(Figure record listings)
+ + + +

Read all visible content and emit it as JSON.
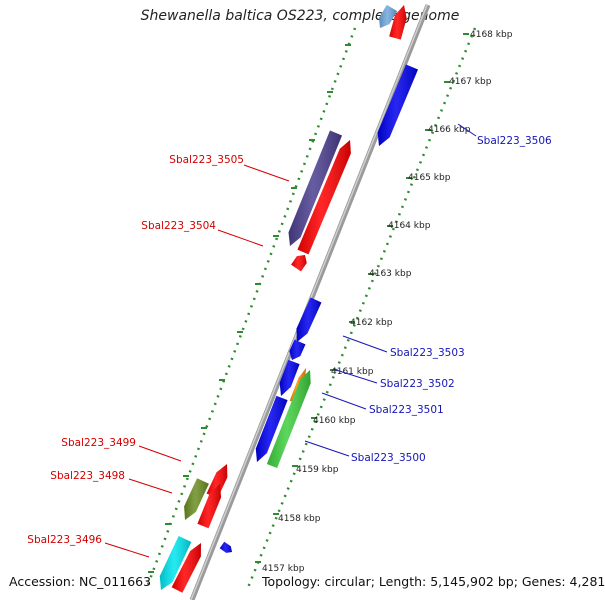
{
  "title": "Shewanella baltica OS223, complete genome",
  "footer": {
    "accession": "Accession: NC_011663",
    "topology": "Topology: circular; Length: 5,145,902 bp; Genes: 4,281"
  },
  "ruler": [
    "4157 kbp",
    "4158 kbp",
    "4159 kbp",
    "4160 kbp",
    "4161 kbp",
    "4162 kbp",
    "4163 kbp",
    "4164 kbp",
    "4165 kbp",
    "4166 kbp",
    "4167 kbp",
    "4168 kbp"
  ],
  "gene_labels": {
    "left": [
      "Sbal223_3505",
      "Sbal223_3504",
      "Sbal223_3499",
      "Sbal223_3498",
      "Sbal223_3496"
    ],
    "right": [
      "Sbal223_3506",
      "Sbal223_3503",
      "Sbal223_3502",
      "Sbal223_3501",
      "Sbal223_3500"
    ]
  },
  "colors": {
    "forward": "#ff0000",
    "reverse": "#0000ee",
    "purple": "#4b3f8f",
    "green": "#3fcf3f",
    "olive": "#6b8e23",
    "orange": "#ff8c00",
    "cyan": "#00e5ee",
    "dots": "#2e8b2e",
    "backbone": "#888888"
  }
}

+ + + +

Task directions: Give back the data exactly. Skip any images.

Expected answer:
Read all visible content and emit it as JSON.
{
  "title": "Shewanella baltica OS223, complete genome",
  "footer": {
    "accession": "Accession: NC_011663",
    "topology": "Topology: circular; Length: 5,145,902 bp; Genes: 4,281"
  },
  "ruler": [
    "4157 kbp",
    "4158 kbp",
    "4159 kbp",
    "4160 kbp",
    "4161 kbp",
    "4162 kbp",
    "4163 kbp",
    "4164 kbp",
    "4165 kbp",
    "4166 kbp",
    "4167 kbp",
    "4168 kbp"
  ],
  "gene_labels": {
    "left": [
      "Sbal223_3505",
      "Sbal223_3504",
      "Sbal223_3499",
      "Sbal223_3498",
      "Sbal223_3496"
    ],
    "right": [
      "Sbal223_3506",
      "Sbal223_3503",
      "Sbal223_3502",
      "Sbal223_3501",
      "Sbal223_3500"
    ]
  },
  "colors": {
    "forward": "#ff0000",
    "reverse": "#0000ee",
    "purple": "#4b3f8f",
    "green": "#3fcf3f",
    "olive": "#6b8e23",
    "orange": "#ff8c00",
    "cyan": "#00e5ee",
    "dots": "#2e8b2e",
    "backbone": "#888888"
  }
}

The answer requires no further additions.